[Information shown]
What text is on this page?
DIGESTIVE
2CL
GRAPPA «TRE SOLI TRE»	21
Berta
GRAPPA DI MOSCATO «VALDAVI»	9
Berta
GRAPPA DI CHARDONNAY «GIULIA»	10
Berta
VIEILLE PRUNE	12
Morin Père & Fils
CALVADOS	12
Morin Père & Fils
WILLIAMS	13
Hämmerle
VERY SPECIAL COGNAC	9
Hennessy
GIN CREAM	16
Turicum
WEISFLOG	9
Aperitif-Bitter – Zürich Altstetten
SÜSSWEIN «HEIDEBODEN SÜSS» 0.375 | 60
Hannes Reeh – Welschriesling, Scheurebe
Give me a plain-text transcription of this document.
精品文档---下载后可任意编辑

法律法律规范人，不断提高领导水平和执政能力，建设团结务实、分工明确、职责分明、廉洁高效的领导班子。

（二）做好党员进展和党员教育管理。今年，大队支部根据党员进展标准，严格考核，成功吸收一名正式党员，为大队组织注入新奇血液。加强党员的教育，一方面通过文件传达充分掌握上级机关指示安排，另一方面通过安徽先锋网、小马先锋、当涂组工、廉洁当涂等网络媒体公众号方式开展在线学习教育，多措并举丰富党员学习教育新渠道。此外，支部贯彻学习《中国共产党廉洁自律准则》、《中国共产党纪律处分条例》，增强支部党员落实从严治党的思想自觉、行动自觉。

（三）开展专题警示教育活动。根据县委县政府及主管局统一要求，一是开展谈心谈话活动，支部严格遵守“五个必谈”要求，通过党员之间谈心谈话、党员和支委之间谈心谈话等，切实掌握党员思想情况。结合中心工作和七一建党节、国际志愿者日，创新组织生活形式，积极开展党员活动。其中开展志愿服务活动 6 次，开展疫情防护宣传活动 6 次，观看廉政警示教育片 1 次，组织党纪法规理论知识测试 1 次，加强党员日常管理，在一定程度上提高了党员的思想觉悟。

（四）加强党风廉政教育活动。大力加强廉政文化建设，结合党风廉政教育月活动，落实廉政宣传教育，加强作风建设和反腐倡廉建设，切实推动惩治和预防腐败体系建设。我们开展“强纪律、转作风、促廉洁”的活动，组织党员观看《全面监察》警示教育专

[What the exercise asks]
Copy out every line that includes the word "GRAPPA".

[Worked answer]
GRAPPA «TRE SOLI TRE»	21
GRAPPA DI MOSCATO «VALDAVI»	9
GRAPPA DI CHARDONNAY «GIULIA»	10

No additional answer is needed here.